(Stored dataset items)
=-=-=

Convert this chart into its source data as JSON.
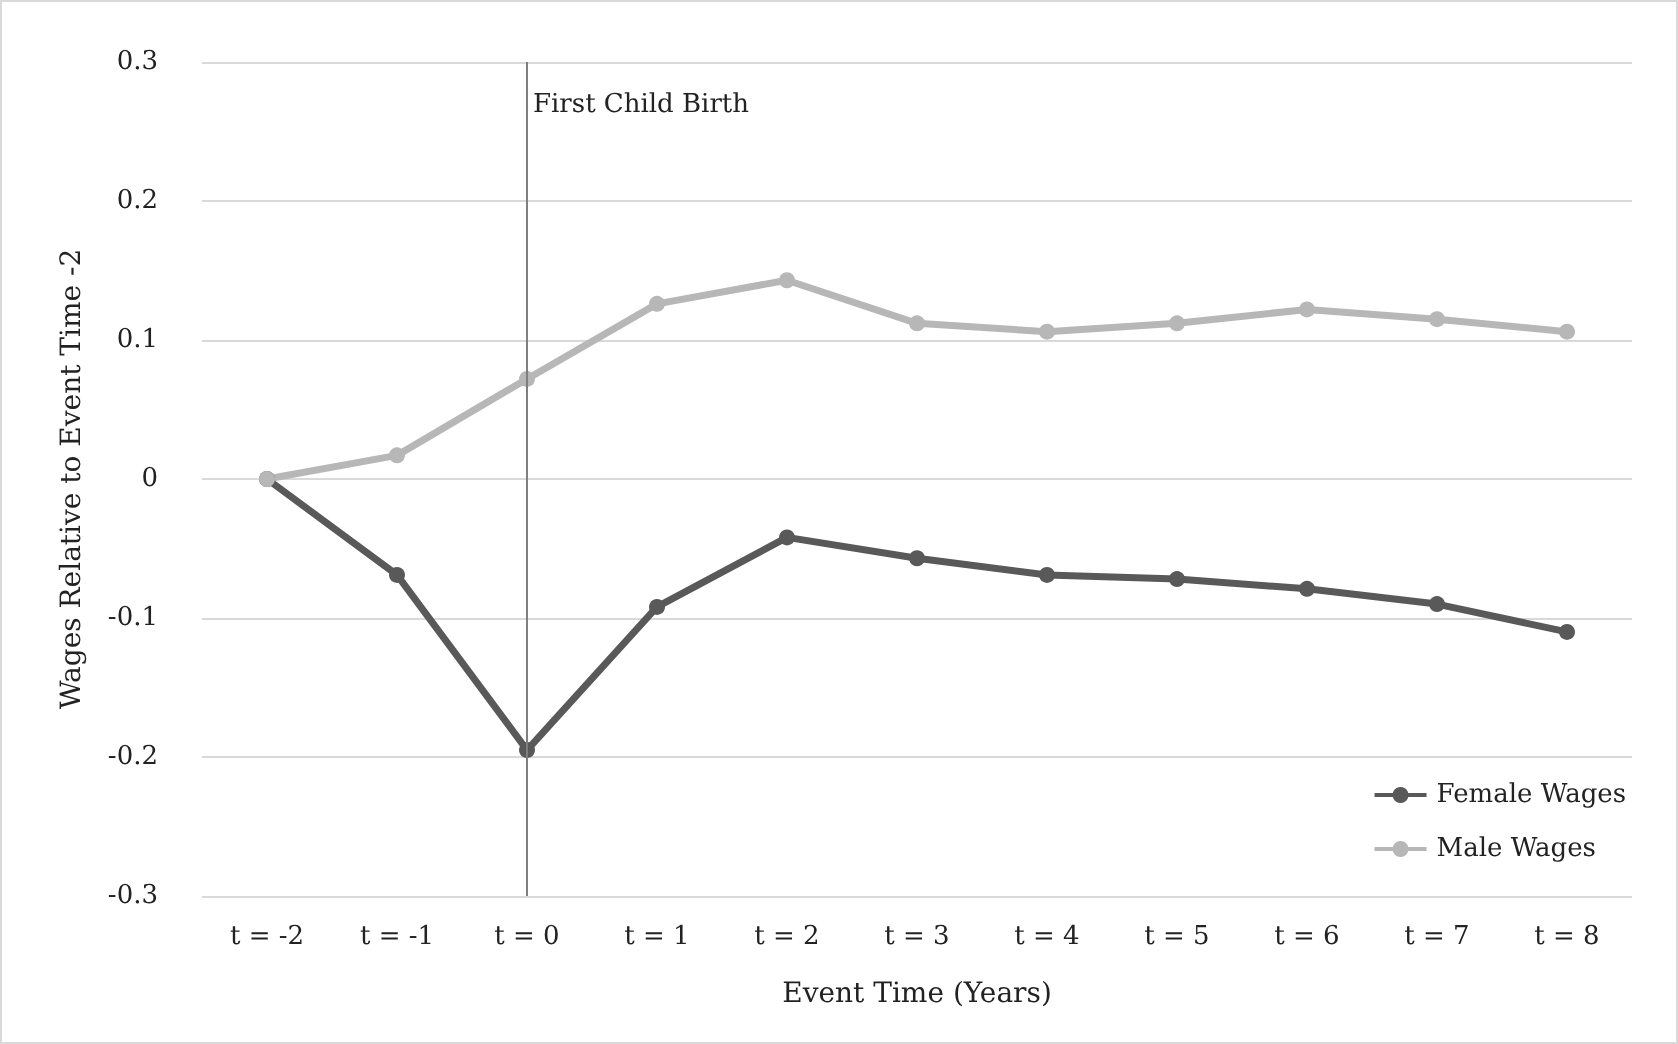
{
  "chart_data": {
    "type": "line",
    "xlabel": "Event Time (Years)",
    "ylabel": "Wages Relative to Event Time -2",
    "categories": [
      "t = -2",
      "t = -1",
      "t = 0",
      "t = 1",
      "t = 2",
      "t = 3",
      "t = 4",
      "t = 5",
      "t = 6",
      "t = 7",
      "t = 8"
    ],
    "series": [
      {
        "name": "Female Wages",
        "color": "#595959",
        "values": [
          0,
          -0.069,
          -0.195,
          -0.092,
          -0.042,
          -0.057,
          -0.069,
          -0.072,
          -0.079,
          -0.09,
          -0.11
        ]
      },
      {
        "name": "Male Wages",
        "color": "#b7b7b7",
        "values": [
          0,
          0.017,
          0.072,
          0.126,
          0.143,
          0.112,
          0.106,
          0.112,
          0.122,
          0.115,
          0.106
        ]
      }
    ],
    "ylim": [
      -0.3,
      0.3
    ],
    "yticks": [
      -0.3,
      -0.2,
      -0.1,
      0,
      0.1,
      0.2,
      0.3
    ],
    "ref_lines": [
      {
        "axis": "x",
        "value": "t = 0",
        "label": "First Child Birth",
        "color": "#7f7f7f"
      }
    ],
    "grid": "y",
    "legend": "bottom right",
    "marker": "circle",
    "line_style": "solid"
  }
}
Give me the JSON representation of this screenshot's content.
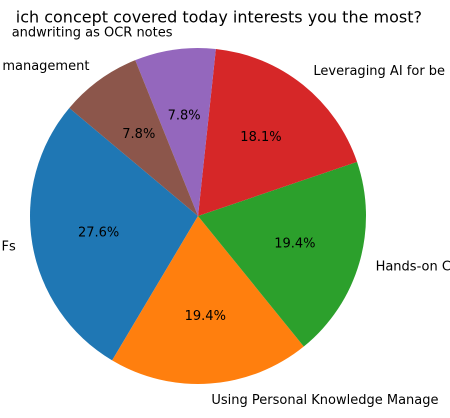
{
  "chart_data": {
    "type": "pie",
    "title": "ich concept covered today interests you the most?",
    "categories": [
      "Fs",
      "Using Personal Knowledge Manage",
      "Hands-on C",
      "Leveraging AI for be",
      "andwriting as OCR notes",
      "management"
    ],
    "values": [
      27.6,
      19.4,
      19.4,
      18.1,
      7.8,
      7.8
    ],
    "value_labels": [
      "27.6%",
      "19.4%",
      "19.4%",
      "18.1%",
      "7.8%",
      "7.8%"
    ],
    "colors": [
      "#1f77b4",
      "#ff7f0e",
      "#2ca02c",
      "#d62728",
      "#9467bd",
      "#8c564b"
    ]
  }
}
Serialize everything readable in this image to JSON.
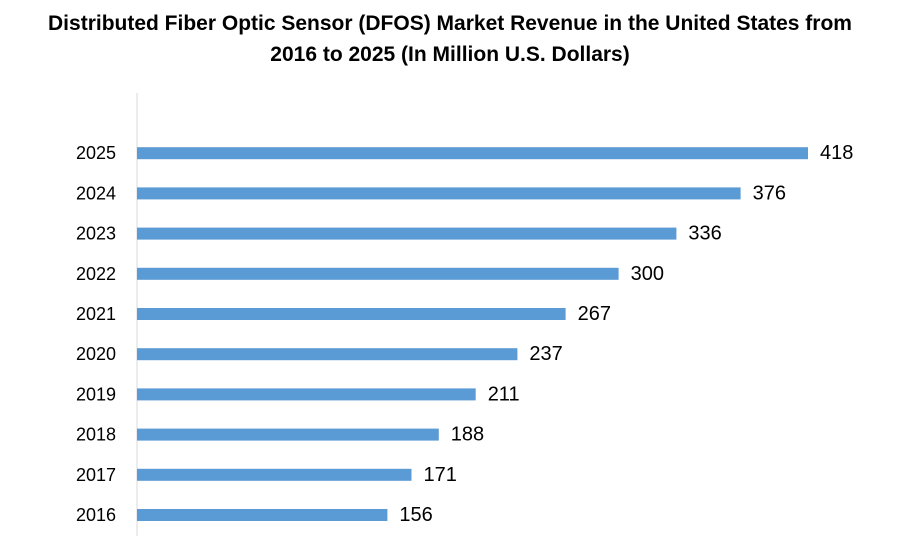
{
  "chart_data": {
    "type": "bar",
    "orientation": "horizontal",
    "title_lines": [
      "Distributed Fiber Optic Sensor (DFOS) Market Revenue in the United States from",
      "2016 to 2025 (In Million U.S. Dollars)"
    ],
    "categories": [
      "2016",
      "2017",
      "2018",
      "2019",
      "2020",
      "2021",
      "2022",
      "2023",
      "2024",
      "2025"
    ],
    "values": [
      156,
      171,
      188,
      211,
      237,
      267,
      300,
      336,
      376,
      418
    ],
    "data_labels": [
      "156",
      "171",
      "188",
      "211",
      "237",
      "267",
      "300",
      "336",
      "376",
      "418"
    ],
    "xlim": [
      0,
      418
    ],
    "grid": false,
    "legend": "none",
    "bar_color": "#5b9bd5",
    "axis_color": "#d9d9d9"
  }
}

=-=-=

Directions for this task:
Reproduce the material above in full and without alteration, but skip all pictures.

Task result:
Convert this chart into its source data as JSON.
{
  "chart_data": {
    "type": "line",
    "xlabel": "Event Time (Years)",
    "ylabel": "Wages Relative to Event Time -2",
    "categories": [
      "t = -2",
      "t = -1",
      "t = 0",
      "t = 1",
      "t = 2",
      "t = 3",
      "t = 4",
      "t = 5",
      "t = 6",
      "t = 7",
      "t = 8"
    ],
    "series": [
      {
        "name": "Female Wages",
        "color": "#595959",
        "values": [
          0,
          -0.069,
          -0.195,
          -0.092,
          -0.042,
          -0.057,
          -0.069,
          -0.072,
          -0.079,
          -0.09,
          -0.11
        ]
      },
      {
        "name": "Male Wages",
        "color": "#b7b7b7",
        "values": [
          0,
          0.017,
          0.072,
          0.126,
          0.143,
          0.112,
          0.106,
          0.112,
          0.122,
          0.115,
          0.106
        ]
      }
    ],
    "ylim": [
      -0.3,
      0.3
    ],
    "yticks": [
      -0.3,
      -0.2,
      -0.1,
      0,
      0.1,
      0.2,
      0.3
    ],
    "ref_lines": [
      {
        "axis": "x",
        "value": "t = 0",
        "label": "First Child Birth",
        "color": "#7f7f7f"
      }
    ],
    "grid": "y",
    "legend": "bottom right",
    "marker": "circle",
    "line_style": "solid"
  }
}
Give me the JSON representation of this screenshot's content.
{
  "chart_data": {
    "type": "pie",
    "title": "ich concept covered today interests you the most?",
    "categories": [
      "Fs",
      "Using Personal Knowledge Manage",
      "Hands-on C",
      "Leveraging AI for be",
      "andwriting as OCR notes",
      "management"
    ],
    "values": [
      27.6,
      19.4,
      19.4,
      18.1,
      7.8,
      7.8
    ],
    "value_labels": [
      "27.6%",
      "19.4%",
      "19.4%",
      "18.1%",
      "7.8%",
      "7.8%"
    ],
    "colors": [
      "#1f77b4",
      "#ff7f0e",
      "#2ca02c",
      "#d62728",
      "#9467bd",
      "#8c564b"
    ]
  }
}
Serialize everything readable in this image to JSON.
{
  "chart_data": {
    "type": "bar",
    "orientation": "horizontal",
    "title_lines": [
      "Distributed Fiber Optic Sensor (DFOS) Market Revenue in the United States from",
      "2016 to 2025 (In Million U.S. Dollars)"
    ],
    "categories": [
      "2016",
      "2017",
      "2018",
      "2019",
      "2020",
      "2021",
      "2022",
      "2023",
      "2024",
      "2025"
    ],
    "values": [
      156,
      171,
      188,
      211,
      237,
      267,
      300,
      336,
      376,
      418
    ],
    "data_labels": [
      "156",
      "171",
      "188",
      "211",
      "237",
      "267",
      "300",
      "336",
      "376",
      "418"
    ],
    "xlim": [
      0,
      418
    ],
    "grid": false,
    "legend": "none",
    "bar_color": "#5b9bd5",
    "axis_color": "#d9d9d9"
  }
}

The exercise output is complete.